• _TEXT EXCERPT_:
=====

CXCL12 expression in hematopoitic tissues of mice exposed to sublethal dose of ionizing radiations in the presence of iNOS inhibitor

Abstract

We study the production of CXCL12, a stem cell homing chemokine, in spleen and bone marrow of mice exposed at LD50% of γ-radiation, w/wo a iNOS blocker, aminoguanidine, to test if inflammatory nitric oxide is involved in necrotic processes of stem cell death after ionizing radiation exposure. Groups of 10 male 6-week old C57Bl/6j mice were killed at specific time points after a 8Gy dose irradiation (60Co source; 4,22kGy/h dose rate) and spleen and bone marrow samples were immersed and stored in TriZOL® for total mRNA extraction. RT-PCR assays were performed to determine the production of CXCL12 as compared to murine β-actin at days 2th, 5 th, 7 th, 9 th and 15 th days after radiation in a semiquantitative way. PCR was performed after cDNA synthesis using Oligo-dT primers and specific primers for CXCL12 and β-actin. Artificial optical density was determined in silver-stained PAGE resolved specific amplification products of CXCL12, using amplification of murine β-actin as standard, and measurements obtained by the Image J freeware. CXCL12 production in spleen samples reached its maximum at 5 th day after radiation exposure in animals not treated with aminoguanidine, but this peak was extended to at 7 th day in treated animals. Nontreated animals presented a decrease of CXCL12 expression up to 15 th day of experiment, and aminoguanidine treated animals showed sustained increase of expression levels between 9 th and 15 th days. In bone marrow samples, the main difference among the two different experimental groups was a maintenance of CXCL12 mRNA expression between 7 th and 9 th days, persisting until the end of the experiment. Our data demonstrates that the effect of aminoguanidine appears to sustain the CXCL12 mRNA synthesis in hematopoetic tissues of irradiated mice, providing some evidences that the axis iNOS –NO – inflammation must be involved in stem cell death, aside to the direct radiation effect, suggesting their use associated to the CXCL12 chemokine to enhance the post-transplantation grafting of hematopoietic tissue and/or treatment of accidentaly exposed individuals to sublethal doses of ionizing radiation.

=====

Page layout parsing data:
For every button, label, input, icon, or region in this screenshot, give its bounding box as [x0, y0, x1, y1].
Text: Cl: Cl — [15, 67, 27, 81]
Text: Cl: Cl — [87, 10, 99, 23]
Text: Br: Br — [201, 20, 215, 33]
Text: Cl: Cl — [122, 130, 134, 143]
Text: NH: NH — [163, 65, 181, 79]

=====

In the abstract on CXCL12 expression in irradiated mice, on which day after radiation exposure did CXCL12 production in spleen samples peak in animals not treated with aminoguanidine?

It peaked on the 5th day after radiation exposure.